Task to carry out :: Pick every line from the data that holds the word "alpha".

Data to use ::

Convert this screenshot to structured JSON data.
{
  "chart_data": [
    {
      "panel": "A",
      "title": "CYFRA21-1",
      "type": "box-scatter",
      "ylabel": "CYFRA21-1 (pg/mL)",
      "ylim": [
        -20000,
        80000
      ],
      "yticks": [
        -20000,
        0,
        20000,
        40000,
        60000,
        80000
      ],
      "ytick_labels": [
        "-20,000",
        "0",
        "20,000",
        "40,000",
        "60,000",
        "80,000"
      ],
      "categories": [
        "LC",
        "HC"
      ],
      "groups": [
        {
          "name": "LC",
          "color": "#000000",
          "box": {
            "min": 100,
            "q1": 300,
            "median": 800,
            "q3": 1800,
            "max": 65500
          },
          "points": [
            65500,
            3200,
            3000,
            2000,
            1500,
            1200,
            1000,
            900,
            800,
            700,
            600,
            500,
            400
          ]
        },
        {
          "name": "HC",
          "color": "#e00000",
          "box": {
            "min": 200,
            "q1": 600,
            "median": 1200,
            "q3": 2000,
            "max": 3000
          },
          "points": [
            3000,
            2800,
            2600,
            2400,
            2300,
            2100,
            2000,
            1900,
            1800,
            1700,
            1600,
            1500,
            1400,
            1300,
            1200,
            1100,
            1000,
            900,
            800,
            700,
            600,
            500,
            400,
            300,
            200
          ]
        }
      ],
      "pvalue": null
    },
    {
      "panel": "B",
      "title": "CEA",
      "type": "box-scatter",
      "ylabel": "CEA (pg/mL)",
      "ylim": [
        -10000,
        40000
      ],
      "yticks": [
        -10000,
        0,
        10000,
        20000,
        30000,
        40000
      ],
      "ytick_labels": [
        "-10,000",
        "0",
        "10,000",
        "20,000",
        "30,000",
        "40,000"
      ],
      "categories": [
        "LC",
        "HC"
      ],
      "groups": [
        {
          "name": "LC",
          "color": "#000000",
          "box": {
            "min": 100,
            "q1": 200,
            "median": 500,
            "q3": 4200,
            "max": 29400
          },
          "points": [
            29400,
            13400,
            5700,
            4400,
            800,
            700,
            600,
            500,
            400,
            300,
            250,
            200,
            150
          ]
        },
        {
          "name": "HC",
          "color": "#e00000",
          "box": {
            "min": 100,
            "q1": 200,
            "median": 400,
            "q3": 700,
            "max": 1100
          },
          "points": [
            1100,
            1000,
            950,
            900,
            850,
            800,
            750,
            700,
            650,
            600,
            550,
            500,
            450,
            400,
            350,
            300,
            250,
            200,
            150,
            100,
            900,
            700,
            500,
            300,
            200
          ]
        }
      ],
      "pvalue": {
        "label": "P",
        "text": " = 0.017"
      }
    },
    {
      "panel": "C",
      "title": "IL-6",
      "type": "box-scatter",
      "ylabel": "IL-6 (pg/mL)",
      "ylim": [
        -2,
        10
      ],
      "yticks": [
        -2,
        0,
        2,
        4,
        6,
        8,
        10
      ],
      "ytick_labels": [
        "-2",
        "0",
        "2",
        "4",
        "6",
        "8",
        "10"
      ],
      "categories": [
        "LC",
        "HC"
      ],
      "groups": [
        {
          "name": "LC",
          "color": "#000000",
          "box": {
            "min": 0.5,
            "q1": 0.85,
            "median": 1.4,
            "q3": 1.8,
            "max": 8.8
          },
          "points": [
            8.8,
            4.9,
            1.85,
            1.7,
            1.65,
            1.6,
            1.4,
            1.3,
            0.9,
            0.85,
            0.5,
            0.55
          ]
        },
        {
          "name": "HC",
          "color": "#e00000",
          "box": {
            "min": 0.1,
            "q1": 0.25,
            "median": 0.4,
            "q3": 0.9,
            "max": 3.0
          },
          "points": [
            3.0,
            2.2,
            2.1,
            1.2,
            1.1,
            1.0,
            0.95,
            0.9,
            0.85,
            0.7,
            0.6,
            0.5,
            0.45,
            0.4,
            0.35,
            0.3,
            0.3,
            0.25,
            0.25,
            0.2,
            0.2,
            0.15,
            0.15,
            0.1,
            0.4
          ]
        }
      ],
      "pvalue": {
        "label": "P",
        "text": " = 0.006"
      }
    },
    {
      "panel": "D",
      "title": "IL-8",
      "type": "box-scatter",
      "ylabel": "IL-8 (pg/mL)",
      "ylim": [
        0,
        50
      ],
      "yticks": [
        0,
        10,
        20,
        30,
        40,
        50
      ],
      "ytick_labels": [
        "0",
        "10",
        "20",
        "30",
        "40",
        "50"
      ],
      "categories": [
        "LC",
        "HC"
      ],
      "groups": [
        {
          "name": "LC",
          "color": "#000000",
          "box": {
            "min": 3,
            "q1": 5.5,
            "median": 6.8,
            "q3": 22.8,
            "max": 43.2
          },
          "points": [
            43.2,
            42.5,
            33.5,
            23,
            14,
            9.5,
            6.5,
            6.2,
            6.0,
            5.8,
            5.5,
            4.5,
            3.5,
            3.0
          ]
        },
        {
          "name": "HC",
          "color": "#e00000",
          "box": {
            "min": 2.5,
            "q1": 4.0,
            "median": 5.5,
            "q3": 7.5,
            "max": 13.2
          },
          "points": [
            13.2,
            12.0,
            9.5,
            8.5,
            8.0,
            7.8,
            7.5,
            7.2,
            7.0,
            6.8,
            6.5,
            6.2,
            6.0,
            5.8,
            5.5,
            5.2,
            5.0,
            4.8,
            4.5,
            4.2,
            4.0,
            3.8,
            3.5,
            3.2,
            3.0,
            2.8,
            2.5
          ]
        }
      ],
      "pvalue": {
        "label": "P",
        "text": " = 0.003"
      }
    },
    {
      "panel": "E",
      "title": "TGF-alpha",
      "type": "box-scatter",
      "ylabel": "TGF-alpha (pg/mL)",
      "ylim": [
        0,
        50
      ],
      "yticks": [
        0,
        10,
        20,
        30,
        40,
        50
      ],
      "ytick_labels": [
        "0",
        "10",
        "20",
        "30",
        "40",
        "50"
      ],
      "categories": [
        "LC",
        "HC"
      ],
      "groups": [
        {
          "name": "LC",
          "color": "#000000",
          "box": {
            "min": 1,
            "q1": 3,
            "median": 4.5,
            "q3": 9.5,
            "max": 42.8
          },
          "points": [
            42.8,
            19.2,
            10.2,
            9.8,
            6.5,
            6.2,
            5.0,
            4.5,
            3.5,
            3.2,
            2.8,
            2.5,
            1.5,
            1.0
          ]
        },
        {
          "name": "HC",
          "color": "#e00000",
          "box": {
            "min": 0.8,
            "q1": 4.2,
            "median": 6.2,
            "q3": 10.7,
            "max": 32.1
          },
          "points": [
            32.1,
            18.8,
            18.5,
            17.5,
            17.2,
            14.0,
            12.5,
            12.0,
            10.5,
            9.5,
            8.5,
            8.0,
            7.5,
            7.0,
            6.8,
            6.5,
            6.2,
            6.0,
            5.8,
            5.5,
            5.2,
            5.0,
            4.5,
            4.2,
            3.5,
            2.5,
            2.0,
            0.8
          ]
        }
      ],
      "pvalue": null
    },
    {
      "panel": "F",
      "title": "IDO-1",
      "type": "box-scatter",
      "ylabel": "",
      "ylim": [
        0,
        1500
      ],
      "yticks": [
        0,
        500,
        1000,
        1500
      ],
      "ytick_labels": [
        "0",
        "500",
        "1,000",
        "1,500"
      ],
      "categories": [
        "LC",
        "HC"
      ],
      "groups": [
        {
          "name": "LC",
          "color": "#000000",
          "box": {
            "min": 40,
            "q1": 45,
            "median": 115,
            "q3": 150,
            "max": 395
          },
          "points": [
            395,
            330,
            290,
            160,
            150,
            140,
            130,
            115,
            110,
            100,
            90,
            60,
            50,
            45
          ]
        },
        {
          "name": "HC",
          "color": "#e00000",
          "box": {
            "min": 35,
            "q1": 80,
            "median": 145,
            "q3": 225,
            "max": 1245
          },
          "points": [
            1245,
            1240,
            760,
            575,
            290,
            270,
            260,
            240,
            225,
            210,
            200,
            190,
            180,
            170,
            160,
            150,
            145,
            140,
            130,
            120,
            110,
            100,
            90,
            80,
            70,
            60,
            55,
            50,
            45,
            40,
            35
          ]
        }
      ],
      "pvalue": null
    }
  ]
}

Exercise response ::
      "title": "TGF-alpha",
      "ylabel": "TGF-alpha (pg/mL)",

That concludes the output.